What this task involves:
Skip the pictures and repeat each line of the data exactly.

━━━━━━

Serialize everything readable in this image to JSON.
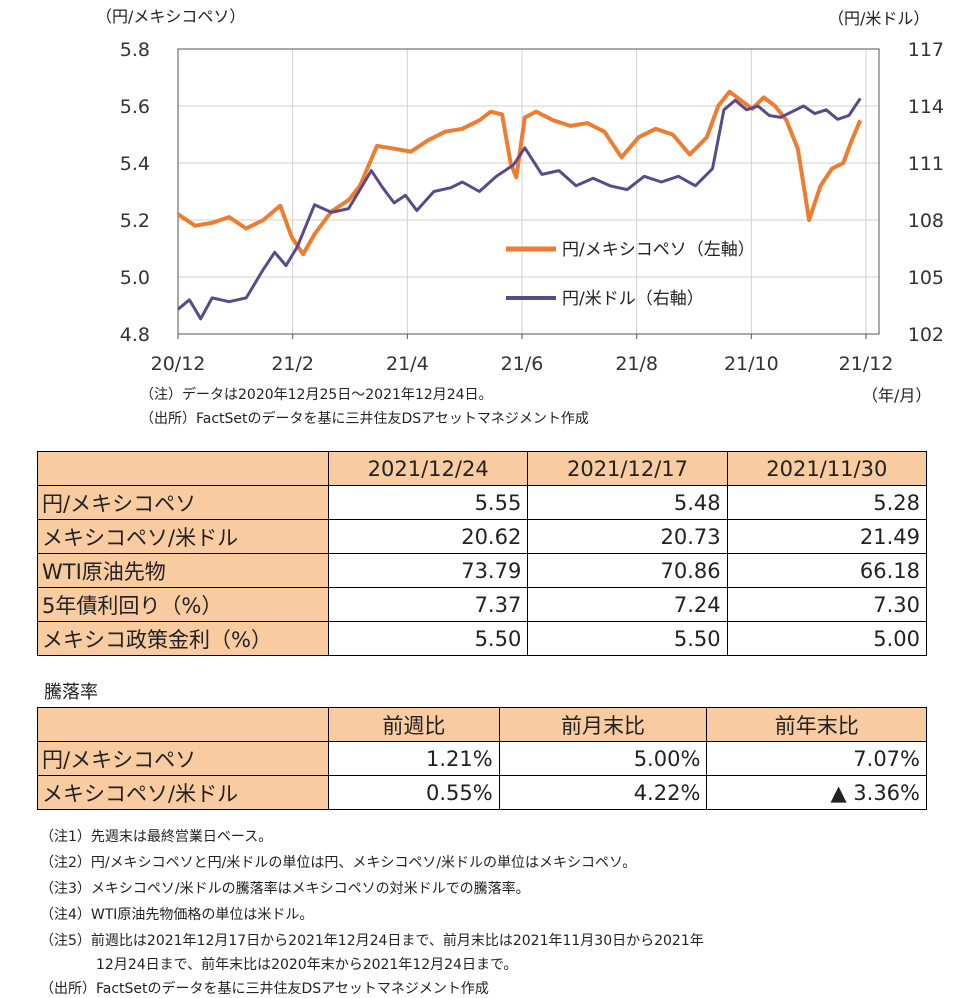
{
  "chart_data": {
    "type": "line",
    "left_axis_unit": "（円/メキシコペソ）",
    "right_axis_unit": "（円/米ドル）",
    "x_axis_unit": "（年/月）",
    "x_ticks": [
      "20/12",
      "21/2",
      "21/4",
      "21/6",
      "21/8",
      "21/10",
      "21/12"
    ],
    "y_left_ticks": [
      "5.8",
      "5.6",
      "5.4",
      "5.2",
      "5.0",
      "4.8"
    ],
    "y_right_ticks": [
      "117",
      "114",
      "111",
      "108",
      "105",
      "102"
    ],
    "ylim_left": [
      4.8,
      5.8
    ],
    "ylim_right": [
      102,
      117
    ],
    "xlim": [
      0,
      12.1
    ],
    "colors": {
      "peso": "#ed7d31",
      "usd": "#5b4a8b"
    },
    "series": [
      {
        "name": "円/メキシコペソ（左軸）",
        "axis": "left",
        "x": [
          0.0,
          0.3,
          0.6,
          0.9,
          1.2,
          1.5,
          1.8,
          2.0,
          2.2,
          2.4,
          2.7,
          3.0,
          3.2,
          3.5,
          3.8,
          4.1,
          4.4,
          4.7,
          5.0,
          5.3,
          5.5,
          5.7,
          5.85,
          5.95,
          6.1,
          6.3,
          6.6,
          6.9,
          7.2,
          7.5,
          7.8,
          8.1,
          8.4,
          8.7,
          9.0,
          9.3,
          9.5,
          9.7,
          9.9,
          10.1,
          10.3,
          10.5,
          10.7,
          10.9,
          11.1,
          11.3,
          11.5,
          11.7,
          11.85,
          12.0
        ],
        "y": [
          5.22,
          5.18,
          5.19,
          5.21,
          5.17,
          5.2,
          5.25,
          5.14,
          5.08,
          5.15,
          5.23,
          5.27,
          5.32,
          5.46,
          5.45,
          5.44,
          5.48,
          5.51,
          5.52,
          5.55,
          5.58,
          5.57,
          5.4,
          5.35,
          5.56,
          5.58,
          5.55,
          5.53,
          5.54,
          5.51,
          5.42,
          5.49,
          5.52,
          5.5,
          5.43,
          5.49,
          5.6,
          5.65,
          5.62,
          5.59,
          5.63,
          5.6,
          5.55,
          5.45,
          5.2,
          5.32,
          5.38,
          5.4,
          5.48,
          5.55
        ]
      },
      {
        "name": "円/米ドル（右軸）",
        "axis": "right",
        "x": [
          0.0,
          0.2,
          0.4,
          0.6,
          0.9,
          1.2,
          1.5,
          1.7,
          1.9,
          2.1,
          2.4,
          2.7,
          3.0,
          3.2,
          3.4,
          3.6,
          3.8,
          4.0,
          4.2,
          4.5,
          4.8,
          5.0,
          5.3,
          5.6,
          5.9,
          6.1,
          6.4,
          6.7,
          7.0,
          7.3,
          7.6,
          7.9,
          8.2,
          8.5,
          8.8,
          9.1,
          9.4,
          9.6,
          9.8,
          10.0,
          10.2,
          10.4,
          10.6,
          10.8,
          11.0,
          11.2,
          11.4,
          11.6,
          11.8,
          12.0
        ],
        "y": [
          103.3,
          103.8,
          102.8,
          103.9,
          103.7,
          103.9,
          105.4,
          106.3,
          105.6,
          106.6,
          108.8,
          108.4,
          108.6,
          109.6,
          110.6,
          109.7,
          108.9,
          109.3,
          108.5,
          109.5,
          109.7,
          110.0,
          109.5,
          110.3,
          110.9,
          111.8,
          110.4,
          110.6,
          109.8,
          110.2,
          109.8,
          109.6,
          110.3,
          110.0,
          110.3,
          109.8,
          110.7,
          113.8,
          114.3,
          113.8,
          114.0,
          113.5,
          113.4,
          113.7,
          114.0,
          113.6,
          113.8,
          113.3,
          113.5,
          114.4
        ]
      }
    ]
  },
  "chart_notes": {
    "note1": "（注）データは2020年12月25日～2021年12月24日。",
    "note2": "（出所）FactSetのデータを基に三井住友DSアセットマネジメント作成"
  },
  "table1": {
    "headers": [
      "2021/12/24",
      "2021/12/17",
      "2021/11/30"
    ],
    "rows": [
      {
        "label": "円/メキシコペソ",
        "values": [
          "5.55",
          "5.48",
          "5.28"
        ]
      },
      {
        "label": "メキシコペソ/米ドル",
        "values": [
          "20.62",
          "20.73",
          "21.49"
        ]
      },
      {
        "label": "WTI原油先物",
        "values": [
          "73.79",
          "70.86",
          "66.18"
        ]
      },
      {
        "label": "5年債利回り（%）",
        "values": [
          "7.37",
          "7.24",
          "7.30"
        ]
      },
      {
        "label": "メキシコ政策金利（%）",
        "values": [
          "5.50",
          "5.50",
          "5.00"
        ]
      }
    ]
  },
  "section_label": "騰落率",
  "table2": {
    "headers": [
      "前週比",
      "前月末比",
      "前年末比"
    ],
    "rows": [
      {
        "label": "円/メキシコペソ",
        "values": [
          "1.21%",
          "5.00%",
          "7.07%"
        ]
      },
      {
        "label": "メキシコペソ/米ドル",
        "values": [
          "0.55%",
          "4.22%",
          "▲ 3.36%"
        ]
      }
    ]
  },
  "footnotes": [
    "（注1）先週末は最終営業日ベース。",
    "（注2）円/メキシコペソと円/米ドルの単位は円、メキシコペソ/米ドルの単位はメキシコペソ。",
    "（注3）メキシコペソ/米ドルの騰落率はメキシコペソの対米ドルでの騰落率。",
    "（注4）WTI原油先物価格の単位は米ドル。",
    "（注5）前週比は2021年12月17日から2021年12月24日まで、前月末比は2021年11月30日から2021年",
    "　　　　12月24日まで、前年末比は2020年末から2021年12月24日まで。",
    "（出所）FactSetのデータを基に三井住友DSアセットマネジメント作成"
  ]
}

━━━━━━

Written answer:
Serialize everything readable in this image to JSON.
{
  "chart_data": {
    "type": "line",
    "left_axis_unit": "（円/メキシコペソ）",
    "right_axis_unit": "（円/米ドル）",
    "x_axis_unit": "（年/月）",
    "x_ticks": [
      "20/12",
      "21/2",
      "21/4",
      "21/6",
      "21/8",
      "21/10",
      "21/12"
    ],
    "y_left_ticks": [
      "5.8",
      "5.6",
      "5.4",
      "5.2",
      "5.0",
      "4.8"
    ],
    "y_right_ticks": [
      "117",
      "114",
      "111",
      "108",
      "105",
      "102"
    ],
    "ylim_left": [
      4.8,
      5.8
    ],
    "ylim_right": [
      102,
      117
    ],
    "xlim": [
      0,
      12.1
    ],
    "colors": {
      "peso": "#ed7d31",
      "usd": "#5b4a8b"
    },
    "series": [
      {
        "name": "円/メキシコペソ（左軸）",
        "axis": "left",
        "x": [
          0.0,
          0.3,
          0.6,
          0.9,
          1.2,
          1.5,
          1.8,
          2.0,
          2.2,
          2.4,
          2.7,
          3.0,
          3.2,
          3.5,
          3.8,
          4.1,
          4.4,
          4.7,
          5.0,
          5.3,
          5.5,
          5.7,
          5.85,
          5.95,
          6.1,
          6.3,
          6.6,
          6.9,
          7.2,
          7.5,
          7.8,
          8.1,
          8.4,
          8.7,
          9.0,
          9.3,
          9.5,
          9.7,
          9.9,
          10.1,
          10.3,
          10.5,
          10.7,
          10.9,
          11.1,
          11.3,
          11.5,
          11.7,
          11.85,
          12.0
        ],
        "y": [
          5.22,
          5.18,
          5.19,
          5.21,
          5.17,
          5.2,
          5.25,
          5.14,
          5.08,
          5.15,
          5.23,
          5.27,
          5.32,
          5.46,
          5.45,
          5.44,
          5.48,
          5.51,
          5.52,
          5.55,
          5.58,
          5.57,
          5.4,
          5.35,
          5.56,
          5.58,
          5.55,
          5.53,
          5.54,
          5.51,
          5.42,
          5.49,
          5.52,
          5.5,
          5.43,
          5.49,
          5.6,
          5.65,
          5.62,
          5.59,
          5.63,
          5.6,
          5.55,
          5.45,
          5.2,
          5.32,
          5.38,
          5.4,
          5.48,
          5.55
        ]
      },
      {
        "name": "円/米ドル（右軸）",
        "axis": "right",
        "x": [
          0.0,
          0.2,
          0.4,
          0.6,
          0.9,
          1.2,
          1.5,
          1.7,
          1.9,
          2.1,
          2.4,
          2.7,
          3.0,
          3.2,
          3.4,
          3.6,
          3.8,
          4.0,
          4.2,
          4.5,
          4.8,
          5.0,
          5.3,
          5.6,
          5.9,
          6.1,
          6.4,
          6.7,
          7.0,
          7.3,
          7.6,
          7.9,
          8.2,
          8.5,
          8.8,
          9.1,
          9.4,
          9.6,
          9.8,
          10.0,
          10.2,
          10.4,
          10.6,
          10.8,
          11.0,
          11.2,
          11.4,
          11.6,
          11.8,
          12.0
        ],
        "y": [
          103.3,
          103.8,
          102.8,
          103.9,
          103.7,
          103.9,
          105.4,
          106.3,
          105.6,
          106.6,
          108.8,
          108.4,
          108.6,
          109.6,
          110.6,
          109.7,
          108.9,
          109.3,
          108.5,
          109.5,
          109.7,
          110.0,
          109.5,
          110.3,
          110.9,
          111.8,
          110.4,
          110.6,
          109.8,
          110.2,
          109.8,
          109.6,
          110.3,
          110.0,
          110.3,
          109.8,
          110.7,
          113.8,
          114.3,
          113.8,
          114.0,
          113.5,
          113.4,
          113.7,
          114.0,
          113.6,
          113.8,
          113.3,
          113.5,
          114.4
        ]
      }
    ]
  },
  "chart_notes": {
    "note1": "（注）データは2020年12月25日～2021年12月24日。",
    "note2": "（出所）FactSetのデータを基に三井住友DSアセットマネジメント作成"
  },
  "table1": {
    "headers": [
      "2021/12/24",
      "2021/12/17",
      "2021/11/30"
    ],
    "rows": [
      {
        "label": "円/メキシコペソ",
        "values": [
          "5.55",
          "5.48",
          "5.28"
        ]
      },
      {
        "label": "メキシコペソ/米ドル",
        "values": [
          "20.62",
          "20.73",
          "21.49"
        ]
      },
      {
        "label": "WTI原油先物",
        "values": [
          "73.79",
          "70.86",
          "66.18"
        ]
      },
      {
        "label": "5年債利回り（%）",
        "values": [
          "7.37",
          "7.24",
          "7.30"
        ]
      },
      {
        "label": "メキシコ政策金利（%）",
        "values": [
          "5.50",
          "5.50",
          "5.00"
        ]
      }
    ]
  },
  "section_label": "騰落率",
  "table2": {
    "headers": [
      "前週比",
      "前月末比",
      "前年末比"
    ],
    "rows": [
      {
        "label": "円/メキシコペソ",
        "values": [
          "1.21%",
          "5.00%",
          "7.07%"
        ]
      },
      {
        "label": "メキシコペソ/米ドル",
        "values": [
          "0.55%",
          "4.22%",
          "▲ 3.36%"
        ]
      }
    ]
  },
  "footnotes": [
    "（注1）先週末は最終営業日ベース。",
    "（注2）円/メキシコペソと円/米ドルの単位は円、メキシコペソ/米ドルの単位はメキシコペソ。",
    "（注3）メキシコペソ/米ドルの騰落率はメキシコペソの対米ドルでの騰落率。",
    "（注4）WTI原油先物価格の単位は米ドル。",
    "（注5）前週比は2021年12月17日から2021年12月24日まで、前月末比は2021年11月30日から2021年",
    "　　　　12月24日まで、前年末比は2020年末から2021年12月24日まで。",
    "（出所）FactSetのデータを基に三井住友DSアセットマネジメント作成"
  ]
}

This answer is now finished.